(Items from a data source)
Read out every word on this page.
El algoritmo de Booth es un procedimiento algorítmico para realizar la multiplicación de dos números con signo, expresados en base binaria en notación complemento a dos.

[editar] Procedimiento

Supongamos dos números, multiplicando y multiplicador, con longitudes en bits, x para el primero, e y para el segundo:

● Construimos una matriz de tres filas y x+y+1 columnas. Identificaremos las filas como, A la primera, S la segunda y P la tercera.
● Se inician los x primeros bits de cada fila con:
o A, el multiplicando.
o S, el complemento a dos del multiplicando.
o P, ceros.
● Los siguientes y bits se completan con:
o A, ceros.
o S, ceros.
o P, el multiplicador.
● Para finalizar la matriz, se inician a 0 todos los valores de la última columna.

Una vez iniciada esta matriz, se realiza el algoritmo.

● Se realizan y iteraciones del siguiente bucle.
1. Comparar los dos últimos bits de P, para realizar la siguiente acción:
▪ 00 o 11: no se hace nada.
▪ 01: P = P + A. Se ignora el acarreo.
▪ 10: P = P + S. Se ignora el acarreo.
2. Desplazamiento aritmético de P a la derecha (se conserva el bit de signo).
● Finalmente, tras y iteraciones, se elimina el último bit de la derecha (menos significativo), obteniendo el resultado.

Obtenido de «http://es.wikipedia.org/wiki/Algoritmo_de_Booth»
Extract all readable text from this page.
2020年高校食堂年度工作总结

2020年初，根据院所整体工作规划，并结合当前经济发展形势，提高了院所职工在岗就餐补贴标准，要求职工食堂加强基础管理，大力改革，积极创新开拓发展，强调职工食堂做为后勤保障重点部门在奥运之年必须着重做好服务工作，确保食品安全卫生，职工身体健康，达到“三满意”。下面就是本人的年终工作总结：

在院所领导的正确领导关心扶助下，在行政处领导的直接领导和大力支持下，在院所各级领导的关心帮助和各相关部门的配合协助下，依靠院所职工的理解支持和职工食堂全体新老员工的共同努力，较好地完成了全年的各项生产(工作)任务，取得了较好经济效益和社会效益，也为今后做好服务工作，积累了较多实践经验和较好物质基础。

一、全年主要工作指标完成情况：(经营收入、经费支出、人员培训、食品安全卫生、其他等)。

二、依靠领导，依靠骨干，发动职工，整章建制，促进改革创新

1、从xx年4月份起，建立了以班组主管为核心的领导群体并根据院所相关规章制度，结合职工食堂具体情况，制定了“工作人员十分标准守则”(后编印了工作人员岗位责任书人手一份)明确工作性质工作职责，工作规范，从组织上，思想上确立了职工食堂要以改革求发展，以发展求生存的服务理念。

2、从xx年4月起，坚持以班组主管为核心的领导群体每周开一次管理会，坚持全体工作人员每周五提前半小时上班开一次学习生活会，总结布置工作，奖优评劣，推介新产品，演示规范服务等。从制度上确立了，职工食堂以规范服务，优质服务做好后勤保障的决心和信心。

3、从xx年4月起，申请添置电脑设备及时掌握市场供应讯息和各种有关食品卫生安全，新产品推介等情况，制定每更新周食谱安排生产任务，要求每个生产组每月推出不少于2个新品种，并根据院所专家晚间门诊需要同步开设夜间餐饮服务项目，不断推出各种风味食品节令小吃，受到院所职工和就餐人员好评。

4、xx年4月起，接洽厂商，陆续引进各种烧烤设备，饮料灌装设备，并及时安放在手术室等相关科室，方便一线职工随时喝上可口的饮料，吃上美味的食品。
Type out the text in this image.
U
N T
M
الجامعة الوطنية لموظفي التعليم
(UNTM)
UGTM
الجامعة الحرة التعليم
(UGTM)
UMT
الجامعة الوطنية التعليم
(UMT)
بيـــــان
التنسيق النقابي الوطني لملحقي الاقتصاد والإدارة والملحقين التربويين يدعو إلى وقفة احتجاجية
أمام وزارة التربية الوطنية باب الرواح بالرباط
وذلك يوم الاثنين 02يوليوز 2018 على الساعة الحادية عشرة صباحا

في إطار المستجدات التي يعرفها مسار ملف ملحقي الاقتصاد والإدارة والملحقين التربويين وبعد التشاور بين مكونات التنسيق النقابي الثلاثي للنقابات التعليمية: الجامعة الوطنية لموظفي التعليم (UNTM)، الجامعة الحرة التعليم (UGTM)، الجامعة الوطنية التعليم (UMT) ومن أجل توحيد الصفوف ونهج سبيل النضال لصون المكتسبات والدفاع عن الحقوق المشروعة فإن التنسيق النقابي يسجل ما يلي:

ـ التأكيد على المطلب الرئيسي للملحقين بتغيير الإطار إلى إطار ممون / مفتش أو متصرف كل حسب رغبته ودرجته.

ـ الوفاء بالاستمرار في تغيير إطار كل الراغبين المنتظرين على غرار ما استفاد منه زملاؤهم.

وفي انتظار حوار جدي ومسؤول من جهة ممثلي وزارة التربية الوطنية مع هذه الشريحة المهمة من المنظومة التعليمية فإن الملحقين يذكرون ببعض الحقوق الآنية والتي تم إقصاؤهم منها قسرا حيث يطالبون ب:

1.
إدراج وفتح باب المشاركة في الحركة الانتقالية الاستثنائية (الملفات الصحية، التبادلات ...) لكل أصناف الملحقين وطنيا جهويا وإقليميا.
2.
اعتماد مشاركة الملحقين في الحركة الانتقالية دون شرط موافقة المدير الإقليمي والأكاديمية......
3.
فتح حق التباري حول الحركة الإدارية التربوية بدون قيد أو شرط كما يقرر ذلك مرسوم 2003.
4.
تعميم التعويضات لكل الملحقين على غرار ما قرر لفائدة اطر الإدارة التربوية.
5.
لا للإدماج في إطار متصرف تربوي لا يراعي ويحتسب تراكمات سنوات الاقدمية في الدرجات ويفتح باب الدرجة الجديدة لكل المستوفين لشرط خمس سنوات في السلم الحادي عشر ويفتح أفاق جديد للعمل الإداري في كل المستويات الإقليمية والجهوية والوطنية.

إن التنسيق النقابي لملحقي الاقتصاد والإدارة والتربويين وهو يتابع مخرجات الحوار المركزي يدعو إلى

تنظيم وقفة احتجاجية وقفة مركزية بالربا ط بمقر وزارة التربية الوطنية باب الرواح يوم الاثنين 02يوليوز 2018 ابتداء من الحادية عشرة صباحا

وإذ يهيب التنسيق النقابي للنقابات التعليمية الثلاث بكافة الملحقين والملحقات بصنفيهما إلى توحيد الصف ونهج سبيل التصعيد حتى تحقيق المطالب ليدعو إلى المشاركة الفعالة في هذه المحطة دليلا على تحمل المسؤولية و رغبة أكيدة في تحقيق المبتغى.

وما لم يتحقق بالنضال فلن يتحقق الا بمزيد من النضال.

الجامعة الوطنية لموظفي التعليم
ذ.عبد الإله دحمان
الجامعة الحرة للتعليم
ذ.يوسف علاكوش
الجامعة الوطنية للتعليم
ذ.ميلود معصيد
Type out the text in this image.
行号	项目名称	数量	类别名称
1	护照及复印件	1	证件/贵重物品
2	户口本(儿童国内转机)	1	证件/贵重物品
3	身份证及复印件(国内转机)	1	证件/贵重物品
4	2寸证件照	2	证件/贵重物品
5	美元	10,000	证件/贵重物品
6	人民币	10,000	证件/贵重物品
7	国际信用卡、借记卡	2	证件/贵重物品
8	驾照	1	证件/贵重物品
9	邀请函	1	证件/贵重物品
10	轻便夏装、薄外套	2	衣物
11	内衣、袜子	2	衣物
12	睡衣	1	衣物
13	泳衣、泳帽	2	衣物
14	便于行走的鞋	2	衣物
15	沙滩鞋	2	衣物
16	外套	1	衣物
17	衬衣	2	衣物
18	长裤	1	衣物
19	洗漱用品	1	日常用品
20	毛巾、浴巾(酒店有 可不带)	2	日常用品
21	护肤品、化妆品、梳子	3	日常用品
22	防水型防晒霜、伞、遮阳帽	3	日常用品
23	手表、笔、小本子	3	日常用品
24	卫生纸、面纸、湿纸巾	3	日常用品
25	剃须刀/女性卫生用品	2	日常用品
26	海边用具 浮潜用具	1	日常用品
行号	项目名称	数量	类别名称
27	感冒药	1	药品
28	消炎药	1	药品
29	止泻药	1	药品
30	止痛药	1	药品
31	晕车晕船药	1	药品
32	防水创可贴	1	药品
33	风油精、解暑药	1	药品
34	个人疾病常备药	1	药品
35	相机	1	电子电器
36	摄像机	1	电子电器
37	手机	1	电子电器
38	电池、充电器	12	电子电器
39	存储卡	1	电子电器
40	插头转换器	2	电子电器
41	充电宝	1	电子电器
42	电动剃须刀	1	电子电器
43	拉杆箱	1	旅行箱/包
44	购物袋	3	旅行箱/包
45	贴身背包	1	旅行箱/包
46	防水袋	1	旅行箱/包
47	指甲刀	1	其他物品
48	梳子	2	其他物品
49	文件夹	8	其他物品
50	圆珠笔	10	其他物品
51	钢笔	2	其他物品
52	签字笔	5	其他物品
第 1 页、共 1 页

OBJECTIVE ▸
Which lines include the word "derecha"? List them all.

THE COMPLETED TASK ▸
2. Desplazamiento aritmético de P a la derecha (se conserva el bit de signo).
● Finalmente, tras y iteraciones, se elimina el último bit de la derecha (menos significativo), obteniendo el resultado.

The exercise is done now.